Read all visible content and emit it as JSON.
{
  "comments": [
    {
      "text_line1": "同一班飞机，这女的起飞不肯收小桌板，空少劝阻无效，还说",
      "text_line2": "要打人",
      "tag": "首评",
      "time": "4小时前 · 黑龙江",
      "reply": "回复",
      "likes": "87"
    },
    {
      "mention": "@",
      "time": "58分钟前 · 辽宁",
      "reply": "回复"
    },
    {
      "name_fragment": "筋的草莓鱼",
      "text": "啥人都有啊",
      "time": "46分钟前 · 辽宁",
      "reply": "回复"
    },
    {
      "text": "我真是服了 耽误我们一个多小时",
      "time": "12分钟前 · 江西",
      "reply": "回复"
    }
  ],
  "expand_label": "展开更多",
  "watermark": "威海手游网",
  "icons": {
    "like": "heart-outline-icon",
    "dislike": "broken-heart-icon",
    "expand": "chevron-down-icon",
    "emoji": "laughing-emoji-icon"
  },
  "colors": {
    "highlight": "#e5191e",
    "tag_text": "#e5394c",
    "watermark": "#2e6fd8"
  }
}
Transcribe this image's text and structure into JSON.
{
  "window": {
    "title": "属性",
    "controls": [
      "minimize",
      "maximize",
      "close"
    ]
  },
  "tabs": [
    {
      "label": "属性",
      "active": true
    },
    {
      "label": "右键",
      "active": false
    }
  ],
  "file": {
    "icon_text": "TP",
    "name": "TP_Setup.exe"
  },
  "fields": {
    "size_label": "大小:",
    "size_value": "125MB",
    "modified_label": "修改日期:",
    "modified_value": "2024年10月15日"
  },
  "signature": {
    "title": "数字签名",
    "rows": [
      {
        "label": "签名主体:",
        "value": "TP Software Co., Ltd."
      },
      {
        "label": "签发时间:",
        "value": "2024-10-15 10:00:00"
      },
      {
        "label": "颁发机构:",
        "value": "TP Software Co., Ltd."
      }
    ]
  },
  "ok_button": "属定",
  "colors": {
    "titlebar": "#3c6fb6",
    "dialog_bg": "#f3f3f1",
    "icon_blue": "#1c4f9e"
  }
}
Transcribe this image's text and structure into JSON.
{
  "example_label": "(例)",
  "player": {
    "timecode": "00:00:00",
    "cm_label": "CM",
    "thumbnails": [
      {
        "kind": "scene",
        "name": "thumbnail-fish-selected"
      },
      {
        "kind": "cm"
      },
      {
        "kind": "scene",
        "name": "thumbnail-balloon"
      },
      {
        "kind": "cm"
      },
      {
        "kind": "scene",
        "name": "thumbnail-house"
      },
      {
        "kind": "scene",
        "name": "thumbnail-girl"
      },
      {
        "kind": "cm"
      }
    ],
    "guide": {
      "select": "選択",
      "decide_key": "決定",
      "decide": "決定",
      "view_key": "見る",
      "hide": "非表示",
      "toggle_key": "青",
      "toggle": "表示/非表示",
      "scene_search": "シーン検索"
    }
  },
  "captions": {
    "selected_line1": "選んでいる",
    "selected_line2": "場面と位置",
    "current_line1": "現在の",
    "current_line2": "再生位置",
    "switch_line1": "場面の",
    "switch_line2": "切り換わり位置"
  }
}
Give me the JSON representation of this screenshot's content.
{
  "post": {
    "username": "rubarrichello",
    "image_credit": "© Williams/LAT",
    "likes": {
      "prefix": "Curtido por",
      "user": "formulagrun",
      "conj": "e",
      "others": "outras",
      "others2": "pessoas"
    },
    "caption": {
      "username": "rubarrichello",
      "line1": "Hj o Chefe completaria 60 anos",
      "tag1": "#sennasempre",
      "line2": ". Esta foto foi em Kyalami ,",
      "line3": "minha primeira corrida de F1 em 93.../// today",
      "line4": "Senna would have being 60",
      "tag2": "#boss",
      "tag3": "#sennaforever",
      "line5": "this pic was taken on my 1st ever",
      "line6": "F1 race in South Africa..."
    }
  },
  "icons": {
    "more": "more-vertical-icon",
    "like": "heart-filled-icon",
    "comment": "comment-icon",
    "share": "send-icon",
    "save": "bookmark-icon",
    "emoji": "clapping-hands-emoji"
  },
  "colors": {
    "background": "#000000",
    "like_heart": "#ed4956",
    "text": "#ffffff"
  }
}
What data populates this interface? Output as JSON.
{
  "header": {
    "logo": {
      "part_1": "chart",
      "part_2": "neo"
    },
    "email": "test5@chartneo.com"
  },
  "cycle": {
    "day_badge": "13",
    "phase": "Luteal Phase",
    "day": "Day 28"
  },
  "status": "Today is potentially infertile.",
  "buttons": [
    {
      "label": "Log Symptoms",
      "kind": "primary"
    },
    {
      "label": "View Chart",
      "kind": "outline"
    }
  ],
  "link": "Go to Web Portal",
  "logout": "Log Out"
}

* Requirement:
Find every line in the records that contains the word "username"; copy those lines.

* Written solution:
    "username": "rubarrichello",
      "username": "rubarrichello",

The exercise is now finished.